## Stated goal
Lines containing the word "اغوت" are to be located and copied.
######
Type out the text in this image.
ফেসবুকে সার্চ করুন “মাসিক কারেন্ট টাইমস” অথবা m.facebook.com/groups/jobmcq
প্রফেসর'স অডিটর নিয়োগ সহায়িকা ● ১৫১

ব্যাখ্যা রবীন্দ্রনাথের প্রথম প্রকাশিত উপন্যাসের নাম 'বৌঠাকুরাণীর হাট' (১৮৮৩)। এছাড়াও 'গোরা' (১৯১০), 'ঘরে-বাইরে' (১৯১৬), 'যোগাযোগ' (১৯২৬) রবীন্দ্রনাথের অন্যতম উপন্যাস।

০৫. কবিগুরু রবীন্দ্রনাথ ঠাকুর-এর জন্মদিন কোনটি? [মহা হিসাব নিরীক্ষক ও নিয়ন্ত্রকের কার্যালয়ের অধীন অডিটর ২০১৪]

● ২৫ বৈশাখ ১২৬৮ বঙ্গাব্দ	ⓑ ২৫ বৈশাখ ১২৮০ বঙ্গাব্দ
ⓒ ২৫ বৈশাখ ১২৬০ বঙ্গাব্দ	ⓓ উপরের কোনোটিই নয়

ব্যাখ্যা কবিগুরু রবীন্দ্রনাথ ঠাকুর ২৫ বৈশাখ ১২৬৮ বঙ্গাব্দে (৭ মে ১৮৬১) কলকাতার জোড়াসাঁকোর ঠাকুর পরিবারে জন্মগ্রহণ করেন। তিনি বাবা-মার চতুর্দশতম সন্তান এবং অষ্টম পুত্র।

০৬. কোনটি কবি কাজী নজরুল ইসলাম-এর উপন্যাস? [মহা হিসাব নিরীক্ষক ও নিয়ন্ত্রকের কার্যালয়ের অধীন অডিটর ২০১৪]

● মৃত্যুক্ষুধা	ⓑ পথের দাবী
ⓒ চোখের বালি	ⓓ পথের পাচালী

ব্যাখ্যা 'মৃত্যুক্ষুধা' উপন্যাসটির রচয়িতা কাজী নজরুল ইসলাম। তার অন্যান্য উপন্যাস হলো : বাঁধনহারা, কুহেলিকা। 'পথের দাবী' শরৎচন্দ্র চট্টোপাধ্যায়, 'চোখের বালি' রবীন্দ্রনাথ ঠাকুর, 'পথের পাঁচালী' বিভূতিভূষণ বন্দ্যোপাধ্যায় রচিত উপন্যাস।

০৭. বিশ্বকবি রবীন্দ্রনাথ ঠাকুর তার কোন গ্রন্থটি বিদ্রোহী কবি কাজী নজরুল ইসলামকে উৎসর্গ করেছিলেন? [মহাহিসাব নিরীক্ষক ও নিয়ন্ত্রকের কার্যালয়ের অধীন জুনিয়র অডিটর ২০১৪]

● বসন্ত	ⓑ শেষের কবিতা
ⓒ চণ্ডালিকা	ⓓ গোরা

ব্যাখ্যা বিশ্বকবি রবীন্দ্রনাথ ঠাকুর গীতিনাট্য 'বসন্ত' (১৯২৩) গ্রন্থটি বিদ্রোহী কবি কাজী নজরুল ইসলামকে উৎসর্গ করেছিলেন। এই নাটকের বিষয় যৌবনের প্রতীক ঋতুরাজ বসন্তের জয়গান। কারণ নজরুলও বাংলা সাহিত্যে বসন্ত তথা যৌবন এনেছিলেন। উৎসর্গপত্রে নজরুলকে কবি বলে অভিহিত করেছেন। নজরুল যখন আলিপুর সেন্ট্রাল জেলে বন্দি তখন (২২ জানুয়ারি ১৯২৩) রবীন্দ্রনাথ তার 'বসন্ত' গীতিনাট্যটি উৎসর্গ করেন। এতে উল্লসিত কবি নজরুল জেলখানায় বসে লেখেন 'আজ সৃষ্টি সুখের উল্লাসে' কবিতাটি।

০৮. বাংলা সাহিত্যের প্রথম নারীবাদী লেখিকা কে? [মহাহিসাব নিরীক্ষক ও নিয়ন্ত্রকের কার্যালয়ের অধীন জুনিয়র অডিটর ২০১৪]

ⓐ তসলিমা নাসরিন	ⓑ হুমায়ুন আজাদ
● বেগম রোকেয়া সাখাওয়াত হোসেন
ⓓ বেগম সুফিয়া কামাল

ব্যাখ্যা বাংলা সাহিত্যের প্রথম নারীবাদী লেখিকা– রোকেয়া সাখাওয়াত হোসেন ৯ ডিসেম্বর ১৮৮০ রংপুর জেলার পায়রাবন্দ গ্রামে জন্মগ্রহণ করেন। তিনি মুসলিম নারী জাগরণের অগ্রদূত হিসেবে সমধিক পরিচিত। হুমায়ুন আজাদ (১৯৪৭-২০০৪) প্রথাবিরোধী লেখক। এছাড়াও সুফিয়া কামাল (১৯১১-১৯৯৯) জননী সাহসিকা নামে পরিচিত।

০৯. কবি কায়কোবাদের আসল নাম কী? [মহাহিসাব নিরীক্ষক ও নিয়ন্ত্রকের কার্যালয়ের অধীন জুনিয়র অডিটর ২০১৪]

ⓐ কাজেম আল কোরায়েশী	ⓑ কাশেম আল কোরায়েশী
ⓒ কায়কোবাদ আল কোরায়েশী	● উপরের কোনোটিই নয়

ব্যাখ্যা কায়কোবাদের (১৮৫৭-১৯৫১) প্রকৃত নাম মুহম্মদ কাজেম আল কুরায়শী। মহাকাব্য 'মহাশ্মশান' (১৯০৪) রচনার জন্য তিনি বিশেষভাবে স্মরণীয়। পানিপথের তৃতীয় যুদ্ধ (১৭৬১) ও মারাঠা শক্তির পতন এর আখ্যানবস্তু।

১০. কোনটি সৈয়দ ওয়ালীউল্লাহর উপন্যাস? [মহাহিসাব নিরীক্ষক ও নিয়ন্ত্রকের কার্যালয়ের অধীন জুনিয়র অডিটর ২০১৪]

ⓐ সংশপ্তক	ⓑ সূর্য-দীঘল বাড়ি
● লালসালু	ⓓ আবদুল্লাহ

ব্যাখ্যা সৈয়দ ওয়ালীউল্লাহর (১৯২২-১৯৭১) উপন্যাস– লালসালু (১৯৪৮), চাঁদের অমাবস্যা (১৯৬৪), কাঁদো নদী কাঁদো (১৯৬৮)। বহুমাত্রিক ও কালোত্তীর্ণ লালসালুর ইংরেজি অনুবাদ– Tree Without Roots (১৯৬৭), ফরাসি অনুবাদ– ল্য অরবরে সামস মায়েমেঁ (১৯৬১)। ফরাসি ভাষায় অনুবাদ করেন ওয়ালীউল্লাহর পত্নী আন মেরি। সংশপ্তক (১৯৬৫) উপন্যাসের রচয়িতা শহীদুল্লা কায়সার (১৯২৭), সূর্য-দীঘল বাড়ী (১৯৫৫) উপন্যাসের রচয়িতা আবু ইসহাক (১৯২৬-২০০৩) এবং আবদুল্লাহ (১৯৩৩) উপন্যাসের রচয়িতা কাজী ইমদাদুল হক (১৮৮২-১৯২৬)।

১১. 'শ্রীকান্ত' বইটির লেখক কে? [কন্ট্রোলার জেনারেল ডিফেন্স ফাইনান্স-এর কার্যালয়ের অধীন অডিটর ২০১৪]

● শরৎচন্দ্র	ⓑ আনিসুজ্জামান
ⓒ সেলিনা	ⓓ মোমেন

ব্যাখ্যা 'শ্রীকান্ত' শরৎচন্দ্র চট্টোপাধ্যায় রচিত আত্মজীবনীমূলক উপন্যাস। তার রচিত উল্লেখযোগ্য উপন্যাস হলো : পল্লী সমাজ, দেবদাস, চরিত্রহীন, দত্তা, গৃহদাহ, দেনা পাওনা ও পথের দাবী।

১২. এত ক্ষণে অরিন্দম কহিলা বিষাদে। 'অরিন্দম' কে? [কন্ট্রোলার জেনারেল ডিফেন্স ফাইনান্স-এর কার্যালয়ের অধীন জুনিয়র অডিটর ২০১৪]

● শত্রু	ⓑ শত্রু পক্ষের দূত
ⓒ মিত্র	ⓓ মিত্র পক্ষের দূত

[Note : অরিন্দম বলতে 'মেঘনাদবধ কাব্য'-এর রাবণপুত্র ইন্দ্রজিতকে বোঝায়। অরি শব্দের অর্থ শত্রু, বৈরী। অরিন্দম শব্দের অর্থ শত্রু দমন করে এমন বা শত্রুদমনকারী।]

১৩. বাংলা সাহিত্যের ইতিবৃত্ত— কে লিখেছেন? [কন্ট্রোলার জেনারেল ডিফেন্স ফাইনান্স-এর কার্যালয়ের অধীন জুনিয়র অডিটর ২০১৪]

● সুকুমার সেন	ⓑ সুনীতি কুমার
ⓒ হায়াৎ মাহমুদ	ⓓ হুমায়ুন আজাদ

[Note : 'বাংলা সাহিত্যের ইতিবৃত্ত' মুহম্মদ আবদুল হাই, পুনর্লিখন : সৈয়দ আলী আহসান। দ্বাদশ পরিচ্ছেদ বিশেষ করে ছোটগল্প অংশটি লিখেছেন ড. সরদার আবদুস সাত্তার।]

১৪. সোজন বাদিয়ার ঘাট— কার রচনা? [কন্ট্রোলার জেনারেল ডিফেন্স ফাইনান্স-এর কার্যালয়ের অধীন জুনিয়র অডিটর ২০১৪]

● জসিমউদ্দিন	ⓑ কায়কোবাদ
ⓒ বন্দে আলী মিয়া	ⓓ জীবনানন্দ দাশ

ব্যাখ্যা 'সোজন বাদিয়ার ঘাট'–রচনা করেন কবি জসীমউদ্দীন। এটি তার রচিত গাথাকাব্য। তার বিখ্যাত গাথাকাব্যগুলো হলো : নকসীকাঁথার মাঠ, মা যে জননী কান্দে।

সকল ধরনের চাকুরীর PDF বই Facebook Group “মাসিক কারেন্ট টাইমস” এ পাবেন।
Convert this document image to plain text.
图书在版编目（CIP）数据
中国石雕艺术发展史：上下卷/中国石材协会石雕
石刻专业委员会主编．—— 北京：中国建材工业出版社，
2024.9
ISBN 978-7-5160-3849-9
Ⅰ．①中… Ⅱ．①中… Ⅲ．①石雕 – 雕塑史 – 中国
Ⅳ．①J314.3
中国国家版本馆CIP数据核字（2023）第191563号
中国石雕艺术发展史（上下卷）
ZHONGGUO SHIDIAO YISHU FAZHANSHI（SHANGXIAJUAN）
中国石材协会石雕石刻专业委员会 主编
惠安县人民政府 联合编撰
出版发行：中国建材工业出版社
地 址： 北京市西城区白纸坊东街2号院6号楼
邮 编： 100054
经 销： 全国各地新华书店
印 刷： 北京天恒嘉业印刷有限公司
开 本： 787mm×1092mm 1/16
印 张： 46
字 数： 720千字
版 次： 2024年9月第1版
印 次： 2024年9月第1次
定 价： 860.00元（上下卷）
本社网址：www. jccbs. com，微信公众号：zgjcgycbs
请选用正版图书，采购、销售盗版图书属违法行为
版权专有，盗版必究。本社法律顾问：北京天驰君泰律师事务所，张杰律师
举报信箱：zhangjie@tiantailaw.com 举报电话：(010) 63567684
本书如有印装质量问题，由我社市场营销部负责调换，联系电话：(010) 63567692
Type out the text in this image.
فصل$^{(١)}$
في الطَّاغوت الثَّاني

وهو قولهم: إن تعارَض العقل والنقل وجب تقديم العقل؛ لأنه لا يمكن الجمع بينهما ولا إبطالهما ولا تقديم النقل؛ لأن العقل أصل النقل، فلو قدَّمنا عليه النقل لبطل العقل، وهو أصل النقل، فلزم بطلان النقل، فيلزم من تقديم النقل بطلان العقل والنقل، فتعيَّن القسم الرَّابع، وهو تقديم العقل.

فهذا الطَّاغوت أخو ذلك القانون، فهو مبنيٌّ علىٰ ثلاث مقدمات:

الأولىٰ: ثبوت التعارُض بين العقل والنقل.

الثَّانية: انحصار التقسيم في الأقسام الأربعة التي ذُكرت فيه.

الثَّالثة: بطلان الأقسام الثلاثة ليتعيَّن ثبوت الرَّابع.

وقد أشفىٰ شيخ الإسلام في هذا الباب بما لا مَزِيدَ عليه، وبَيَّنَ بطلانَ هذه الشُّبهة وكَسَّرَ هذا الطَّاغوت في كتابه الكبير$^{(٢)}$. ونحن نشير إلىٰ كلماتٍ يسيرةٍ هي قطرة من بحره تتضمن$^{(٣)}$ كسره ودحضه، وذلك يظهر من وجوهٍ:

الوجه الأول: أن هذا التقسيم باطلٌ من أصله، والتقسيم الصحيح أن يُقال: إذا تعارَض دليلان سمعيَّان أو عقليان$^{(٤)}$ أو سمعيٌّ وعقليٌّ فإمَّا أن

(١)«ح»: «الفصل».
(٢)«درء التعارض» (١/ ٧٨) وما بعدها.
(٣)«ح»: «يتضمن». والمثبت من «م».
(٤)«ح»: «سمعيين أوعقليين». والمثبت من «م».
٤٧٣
######
## Solved problem
في الطَّاغوت الثَّاني
فهذا الطَّاغوت أخو ذلك القانون، فهو مبنيٌّ علىٰ ثلاث مقدمات:
وقد أشفىٰ شيخ الإسلام في هذا الباب بما لا مَزِيدَ عليه، وبَيَّنَ بطلانَ هذه الشُّبهة وكَسَّرَ هذا الطَّاغوت في كتابه الكبير$^{(٢)}$. ونحن نشير إلىٰ كلماتٍ يسيرةٍ هي قطرة من بحره تتضمن$^{(٣)}$ كسره ودحضه، وذلك يظهر من وجوهٍ:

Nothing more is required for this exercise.